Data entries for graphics
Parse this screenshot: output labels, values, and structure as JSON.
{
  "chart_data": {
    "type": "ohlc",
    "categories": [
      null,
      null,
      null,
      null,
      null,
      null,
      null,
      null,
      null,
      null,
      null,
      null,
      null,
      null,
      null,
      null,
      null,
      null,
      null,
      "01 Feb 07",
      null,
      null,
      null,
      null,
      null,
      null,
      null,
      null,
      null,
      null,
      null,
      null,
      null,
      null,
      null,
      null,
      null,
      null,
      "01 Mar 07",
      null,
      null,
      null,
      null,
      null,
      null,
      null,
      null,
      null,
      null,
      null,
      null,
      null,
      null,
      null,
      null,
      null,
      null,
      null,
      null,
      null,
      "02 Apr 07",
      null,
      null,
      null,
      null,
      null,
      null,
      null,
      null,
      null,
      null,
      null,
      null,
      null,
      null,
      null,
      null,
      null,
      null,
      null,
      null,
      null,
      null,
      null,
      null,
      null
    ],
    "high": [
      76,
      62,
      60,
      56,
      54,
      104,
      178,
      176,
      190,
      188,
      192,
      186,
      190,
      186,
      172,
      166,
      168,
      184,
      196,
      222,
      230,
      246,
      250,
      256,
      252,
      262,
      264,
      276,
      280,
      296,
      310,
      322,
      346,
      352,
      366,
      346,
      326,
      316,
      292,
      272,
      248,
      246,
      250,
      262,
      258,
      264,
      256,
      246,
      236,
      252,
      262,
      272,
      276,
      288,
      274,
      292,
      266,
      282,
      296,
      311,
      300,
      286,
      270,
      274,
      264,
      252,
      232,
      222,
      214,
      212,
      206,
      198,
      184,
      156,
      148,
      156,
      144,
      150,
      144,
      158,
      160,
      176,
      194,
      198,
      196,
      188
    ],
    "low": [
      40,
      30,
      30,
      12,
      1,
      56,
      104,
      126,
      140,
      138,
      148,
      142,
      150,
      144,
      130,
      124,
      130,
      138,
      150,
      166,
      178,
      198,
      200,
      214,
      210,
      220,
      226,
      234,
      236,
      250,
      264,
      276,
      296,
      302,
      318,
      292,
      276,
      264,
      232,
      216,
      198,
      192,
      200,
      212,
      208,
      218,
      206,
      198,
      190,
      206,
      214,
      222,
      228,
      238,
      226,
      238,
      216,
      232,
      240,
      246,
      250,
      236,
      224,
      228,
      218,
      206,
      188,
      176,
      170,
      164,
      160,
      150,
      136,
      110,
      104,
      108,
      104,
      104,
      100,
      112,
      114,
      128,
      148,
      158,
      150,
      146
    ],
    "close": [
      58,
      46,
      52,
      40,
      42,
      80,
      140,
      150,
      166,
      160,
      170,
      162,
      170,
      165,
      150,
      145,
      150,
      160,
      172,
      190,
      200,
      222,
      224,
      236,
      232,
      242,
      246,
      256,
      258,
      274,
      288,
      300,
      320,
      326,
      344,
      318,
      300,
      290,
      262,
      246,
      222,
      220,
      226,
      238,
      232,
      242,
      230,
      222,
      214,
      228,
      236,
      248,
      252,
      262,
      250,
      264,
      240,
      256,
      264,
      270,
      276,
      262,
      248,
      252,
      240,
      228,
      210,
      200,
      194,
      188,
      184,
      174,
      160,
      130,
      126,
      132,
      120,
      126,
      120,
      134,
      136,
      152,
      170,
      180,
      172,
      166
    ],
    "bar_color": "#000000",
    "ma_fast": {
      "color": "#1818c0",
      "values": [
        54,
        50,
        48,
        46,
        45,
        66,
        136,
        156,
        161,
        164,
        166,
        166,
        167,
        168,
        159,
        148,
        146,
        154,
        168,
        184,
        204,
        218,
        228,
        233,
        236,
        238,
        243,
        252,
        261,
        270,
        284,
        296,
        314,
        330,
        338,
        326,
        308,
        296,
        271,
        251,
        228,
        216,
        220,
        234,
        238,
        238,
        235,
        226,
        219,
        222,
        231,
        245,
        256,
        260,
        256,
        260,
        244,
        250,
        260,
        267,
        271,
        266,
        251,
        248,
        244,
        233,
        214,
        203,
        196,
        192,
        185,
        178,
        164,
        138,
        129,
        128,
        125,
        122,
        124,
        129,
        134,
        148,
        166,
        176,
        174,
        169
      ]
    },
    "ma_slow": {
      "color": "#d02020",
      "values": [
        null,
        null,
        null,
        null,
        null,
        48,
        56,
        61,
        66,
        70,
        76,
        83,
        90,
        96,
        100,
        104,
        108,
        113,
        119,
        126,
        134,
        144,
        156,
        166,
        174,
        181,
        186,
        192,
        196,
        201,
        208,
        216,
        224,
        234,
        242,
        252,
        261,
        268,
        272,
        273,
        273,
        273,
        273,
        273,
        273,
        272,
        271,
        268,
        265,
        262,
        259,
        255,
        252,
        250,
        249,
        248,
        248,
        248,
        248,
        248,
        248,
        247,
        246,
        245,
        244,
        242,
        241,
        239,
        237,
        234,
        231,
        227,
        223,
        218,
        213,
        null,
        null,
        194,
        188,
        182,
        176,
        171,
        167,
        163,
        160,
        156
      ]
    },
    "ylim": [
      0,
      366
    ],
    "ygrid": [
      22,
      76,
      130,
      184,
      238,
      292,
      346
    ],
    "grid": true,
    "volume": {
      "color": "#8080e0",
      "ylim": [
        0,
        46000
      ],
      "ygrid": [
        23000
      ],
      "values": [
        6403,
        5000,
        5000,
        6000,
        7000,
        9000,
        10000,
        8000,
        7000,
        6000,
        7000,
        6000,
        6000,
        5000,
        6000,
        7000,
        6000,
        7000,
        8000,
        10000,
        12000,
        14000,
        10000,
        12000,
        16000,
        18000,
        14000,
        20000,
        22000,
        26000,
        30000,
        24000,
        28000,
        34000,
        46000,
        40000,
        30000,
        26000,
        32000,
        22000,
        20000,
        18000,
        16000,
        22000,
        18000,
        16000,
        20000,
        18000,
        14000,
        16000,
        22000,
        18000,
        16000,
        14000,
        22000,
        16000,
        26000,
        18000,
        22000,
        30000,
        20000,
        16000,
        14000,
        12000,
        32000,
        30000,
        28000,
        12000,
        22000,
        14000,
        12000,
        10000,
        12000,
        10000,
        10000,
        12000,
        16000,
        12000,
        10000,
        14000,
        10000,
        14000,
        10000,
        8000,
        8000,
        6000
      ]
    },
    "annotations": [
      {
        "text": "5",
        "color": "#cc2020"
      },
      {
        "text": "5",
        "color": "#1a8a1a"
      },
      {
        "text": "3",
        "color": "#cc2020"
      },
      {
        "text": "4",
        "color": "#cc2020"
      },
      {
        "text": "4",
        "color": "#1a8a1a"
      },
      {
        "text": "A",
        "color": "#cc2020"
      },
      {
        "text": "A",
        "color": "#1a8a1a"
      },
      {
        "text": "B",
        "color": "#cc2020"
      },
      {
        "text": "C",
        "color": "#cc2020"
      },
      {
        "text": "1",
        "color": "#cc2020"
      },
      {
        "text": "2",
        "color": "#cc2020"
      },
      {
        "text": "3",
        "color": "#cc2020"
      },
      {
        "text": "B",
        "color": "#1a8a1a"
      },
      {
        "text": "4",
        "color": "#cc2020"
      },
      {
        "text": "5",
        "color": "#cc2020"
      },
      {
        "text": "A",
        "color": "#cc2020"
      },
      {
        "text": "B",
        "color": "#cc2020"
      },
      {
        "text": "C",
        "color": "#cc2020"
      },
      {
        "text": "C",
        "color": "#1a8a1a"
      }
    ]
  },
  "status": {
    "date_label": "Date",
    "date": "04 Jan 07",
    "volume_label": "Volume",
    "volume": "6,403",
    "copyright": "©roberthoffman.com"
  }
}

> Stated goal: Output all preceding records character for character.

> Solution for this exercise:
Parse this screenshot: output labels, values, and structure as JSON.
{
  "chart_data": {
    "type": "ohlc",
    "categories": [
      null,
      null,
      null,
      null,
      null,
      null,
      null,
      null,
      null,
      null,
      null,
      null,
      null,
      null,
      null,
      null,
      null,
      null,
      null,
      "01 Feb 07",
      null,
      null,
      null,
      null,
      null,
      null,
      null,
      null,
      null,
      null,
      null,
      null,
      null,
      null,
      null,
      null,
      null,
      null,
      "01 Mar 07",
      null,
      null,
      null,
      null,
      null,
      null,
      null,
      null,
      null,
      null,
      null,
      null,
      null,
      null,
      null,
      null,
      null,
      null,
      null,
      null,
      null,
      "02 Apr 07",
      null,
      null,
      null,
      null,
      null,
      null,
      null,
      null,
      null,
      null,
      null,
      null,
      null,
      null,
      null,
      null,
      null,
      null,
      null,
      null,
      null,
      null,
      null,
      null,
      null
    ],
    "high": [
      76,
      62,
      60,
      56,
      54,
      104,
      178,
      176,
      190,
      188,
      192,
      186,
      190,
      186,
      172,
      166,
      168,
      184,
      196,
      222,
      230,
      246,
      250,
      256,
      252,
      262,
      264,
      276,
      280,
      296,
      310,
      322,
      346,
      352,
      366,
      346,
      326,
      316,
      292,
      272,
      248,
      246,
      250,
      262,
      258,
      264,
      256,
      246,
      236,
      252,
      262,
      272,
      276,
      288,
      274,
      292,
      266,
      282,
      296,
      311,
      300,
      286,
      270,
      274,
      264,
      252,
      232,
      222,
      214,
      212,
      206,
      198,
      184,
      156,
      148,
      156,
      144,
      150,
      144,
      158,
      160,
      176,
      194,
      198,
      196,
      188
    ],
    "low": [
      40,
      30,
      30,
      12,
      1,
      56,
      104,
      126,
      140,
      138,
      148,
      142,
      150,
      144,
      130,
      124,
      130,
      138,
      150,
      166,
      178,
      198,
      200,
      214,
      210,
      220,
      226,
      234,
      236,
      250,
      264,
      276,
      296,
      302,
      318,
      292,
      276,
      264,
      232,
      216,
      198,
      192,
      200,
      212,
      208,
      218,
      206,
      198,
      190,
      206,
      214,
      222,
      228,
      238,
      226,
      238,
      216,
      232,
      240,
      246,
      250,
      236,
      224,
      228,
      218,
      206,
      188,
      176,
      170,
      164,
      160,
      150,
      136,
      110,
      104,
      108,
      104,
      104,
      100,
      112,
      114,
      128,
      148,
      158,
      150,
      146
    ],
    "close": [
      58,
      46,
      52,
      40,
      42,
      80,
      140,
      150,
      166,
      160,
      170,
      162,
      170,
      165,
      150,
      145,
      150,
      160,
      172,
      190,
      200,
      222,
      224,
      236,
      232,
      242,
      246,
      256,
      258,
      274,
      288,
      300,
      320,
      326,
      344,
      318,
      300,
      290,
      262,
      246,
      222,
      220,
      226,
      238,
      232,
      242,
      230,
      222,
      214,
      228,
      236,
      248,
      252,
      262,
      250,
      264,
      240,
      256,
      264,
      270,
      276,
      262,
      248,
      252,
      240,
      228,
      210,
      200,
      194,
      188,
      184,
      174,
      160,
      130,
      126,
      132,
      120,
      126,
      120,
      134,
      136,
      152,
      170,
      180,
      172,
      166
    ],
    "bar_color": "#000000",
    "ma_fast": {
      "color": "#1818c0",
      "values": [
        54,
        50,
        48,
        46,
        45,
        66,
        136,
        156,
        161,
        164,
        166,
        166,
        167,
        168,
        159,
        148,
        146,
        154,
        168,
        184,
        204,
        218,
        228,
        233,
        236,
        238,
        243,
        252,
        261,
        270,
        284,
        296,
        314,
        330,
        338,
        326,
        308,
        296,
        271,
        251,
        228,
        216,
        220,
        234,
        238,
        238,
        235,
        226,
        219,
        222,
        231,
        245,
        256,
        260,
        256,
        260,
        244,
        250,
        260,
        267,
        271,
        266,
        251,
        248,
        244,
        233,
        214,
        203,
        196,
        192,
        185,
        178,
        164,
        138,
        129,
        128,
        125,
        122,
        124,
        129,
        134,
        148,
        166,
        176,
        174,
        169
      ]
    },
    "ma_slow": {
      "color": "#d02020",
      "values": [
        null,
        null,
        null,
        null,
        null,
        48,
        56,
        61,
        66,
        70,
        76,
        83,
        90,
        96,
        100,
        104,
        108,
        113,
        119,
        126,
        134,
        144,
        156,
        166,
        174,
        181,
        186,
        192,
        196,
        201,
        208,
        216,
        224,
        234,
        242,
        252,
        261,
        268,
        272,
        273,
        273,
        273,
        273,
        273,
        273,
        272,
        271,
        268,
        265,
        262,
        259,
        255,
        252,
        250,
        249,
        248,
        248,
        248,
        248,
        248,
        248,
        247,
        246,
        245,
        244,
        242,
        241,
        239,
        237,
        234,
        231,
        227,
        223,
        218,
        213,
        null,
        null,
        194,
        188,
        182,
        176,
        171,
        167,
        163,
        160,
        156
      ]
    },
    "ylim": [
      0,
      366
    ],
    "ygrid": [
      22,
      76,
      130,
      184,
      238,
      292,
      346
    ],
    "grid": true,
    "volume": {
      "color": "#8080e0",
      "ylim": [
        0,
        46000
      ],
      "ygrid": [
        23000
      ],
      "values": [
        6403,
        5000,
        5000,
        6000,
        7000,
        9000,
        10000,
        8000,
        7000,
        6000,
        7000,
        6000,
        6000,
        5000,
        6000,
        7000,
        6000,
        7000,
        8000,
        10000,
        12000,
        14000,
        10000,
        12000,
        16000,
        18000,
        14000,
        20000,
        22000,
        26000,
        30000,
        24000,
        28000,
        34000,
        46000,
        40000,
        30000,
        26000,
        32000,
        22000,
        20000,
        18000,
        16000,
        22000,
        18000,
        16000,
        20000,
        18000,
        14000,
        16000,
        22000,
        18000,
        16000,
        14000,
        22000,
        16000,
        26000,
        18000,
        22000,
        30000,
        20000,
        16000,
        14000,
        12000,
        32000,
        30000,
        28000,
        12000,
        22000,
        14000,
        12000,
        10000,
        12000,
        10000,
        10000,
        12000,
        16000,
        12000,
        10000,
        14000,
        10000,
        14000,
        10000,
        8000,
        8000,
        6000
      ]
    },
    "annotations": [
      {
        "text": "5",
        "color": "#cc2020"
      },
      {
        "text": "5",
        "color": "#1a8a1a"
      },
      {
        "text": "3",
        "color": "#cc2020"
      },
      {
        "text": "4",
        "color": "#cc2020"
      },
      {
        "text": "4",
        "color": "#1a8a1a"
      },
      {
        "text": "A",
        "color": "#cc2020"
      },
      {
        "text": "A",
        "color": "#1a8a1a"
      },
      {
        "text": "B",
        "color": "#cc2020"
      },
      {
        "text": "C",
        "color": "#cc2020"
      },
      {
        "text": "1",
        "color": "#cc2020"
      },
      {
        "text": "2",
        "color": "#cc2020"
      },
      {
        "text": "3",
        "color": "#cc2020"
      },
      {
        "text": "B",
        "color": "#1a8a1a"
      },
      {
        "text": "4",
        "color": "#cc2020"
      },
      {
        "text": "5",
        "color": "#cc2020"
      },
      {
        "text": "A",
        "color": "#cc2020"
      },
      {
        "text": "B",
        "color": "#cc2020"
      },
      {
        "text": "C",
        "color": "#cc2020"
      },
      {
        "text": "C",
        "color": "#1a8a1a"
      }
    ]
  },
  "status": {
    "date_label": "Date",
    "date": "04 Jan 07",
    "volume_label": "Volume",
    "volume": "6,403",
    "copyright": "©roberthoffman.com"
  }
}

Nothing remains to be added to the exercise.